(Objective) All of the data below must be repeated exactly.

(Extracted entries)
>>>>>

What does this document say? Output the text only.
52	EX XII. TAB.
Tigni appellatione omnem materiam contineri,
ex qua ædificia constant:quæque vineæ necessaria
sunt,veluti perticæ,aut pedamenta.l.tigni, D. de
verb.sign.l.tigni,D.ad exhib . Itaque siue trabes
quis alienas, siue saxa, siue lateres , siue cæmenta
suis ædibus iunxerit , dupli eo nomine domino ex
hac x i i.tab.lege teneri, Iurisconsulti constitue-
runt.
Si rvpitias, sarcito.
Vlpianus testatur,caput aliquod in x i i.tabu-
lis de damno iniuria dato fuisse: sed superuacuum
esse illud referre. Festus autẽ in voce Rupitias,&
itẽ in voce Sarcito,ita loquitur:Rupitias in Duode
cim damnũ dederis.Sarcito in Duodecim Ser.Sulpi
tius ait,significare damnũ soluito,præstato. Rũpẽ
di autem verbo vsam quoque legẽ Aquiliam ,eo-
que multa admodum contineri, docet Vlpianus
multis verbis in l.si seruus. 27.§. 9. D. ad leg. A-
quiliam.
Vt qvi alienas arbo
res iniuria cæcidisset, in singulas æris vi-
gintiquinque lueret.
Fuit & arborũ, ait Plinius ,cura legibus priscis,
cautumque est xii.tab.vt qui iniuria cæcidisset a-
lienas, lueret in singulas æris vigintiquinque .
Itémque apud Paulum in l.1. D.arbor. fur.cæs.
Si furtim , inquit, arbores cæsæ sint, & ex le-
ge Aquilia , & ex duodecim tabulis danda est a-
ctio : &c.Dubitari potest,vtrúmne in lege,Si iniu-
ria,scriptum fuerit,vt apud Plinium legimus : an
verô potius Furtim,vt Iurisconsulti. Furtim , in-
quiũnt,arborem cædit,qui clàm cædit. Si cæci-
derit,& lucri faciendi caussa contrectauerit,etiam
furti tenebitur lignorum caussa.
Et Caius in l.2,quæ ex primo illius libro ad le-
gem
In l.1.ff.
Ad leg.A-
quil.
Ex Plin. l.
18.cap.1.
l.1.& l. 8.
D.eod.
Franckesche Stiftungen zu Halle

<<<<<

(Response to this exercise)
What does this document say? Output the text only.
52	EX XII. TAB.
Tigni appellatione omnem materiam contineri,
ex qua ædificia constant:quæque vineæ necessaria
sunt,veluti perticæ,aut pedamenta.l.tigni, D. de
verb.sign.l.tigni,D.ad exhib . Itaque siue trabes
quis alienas, siue saxa, siue lateres , siue cæmenta
suis ædibus iunxerit , dupli eo nomine domino ex
hac x i i.tab.lege teneri, Iurisconsulti constitue-
runt.
Si rvpitias, sarcito.
Vlpianus testatur,caput aliquod in x i i.tabu-
lis de damno iniuria dato fuisse: sed superuacuum
esse illud referre. Festus autẽ in voce Rupitias,&
itẽ in voce Sarcito,ita loquitur:Rupitias in Duode
cim damnũ dederis.Sarcito in Duodecim Ser.Sulpi
tius ait,significare damnũ soluito,præstato. Rũpẽ
di autem verbo vsam quoque legẽ Aquiliam ,eo-
que multa admodum contineri, docet Vlpianus
multis verbis in l.si seruus. 27.§. 9. D. ad leg. A-
quiliam.
Vt qvi alienas arbo
res iniuria cæcidisset, in singulas æris vi-
gintiquinque lueret.
Fuit & arborũ, ait Plinius ,cura legibus priscis,
cautumque est xii.tab.vt qui iniuria cæcidisset a-
lienas, lueret in singulas æris vigintiquinque .
Itémque apud Paulum in l.1. D.arbor. fur.cæs.
Si furtim , inquit, arbores cæsæ sint, & ex le-
ge Aquilia , & ex duodecim tabulis danda est a-
ctio : &c.Dubitari potest,vtrúmne in lege,Si iniu-
ria,scriptum fuerit,vt apud Plinium legimus : an
verô potius Furtim,vt Iurisconsulti. Furtim , in-
quiũnt,arborem cædit,qui clàm cædit. Si cæci-
derit,& lucri faciendi caussa contrectauerit,etiam
furti tenebitur lignorum caussa.
Et Caius in l.2,quæ ex primo illius libro ad le-
gem
In l.1.ff.
Ad leg.A-
quil.
Ex Plin. l.
18.cap.1.
l.1.& l. 8.
D.eod.
Franckesche Stiftungen zu Halle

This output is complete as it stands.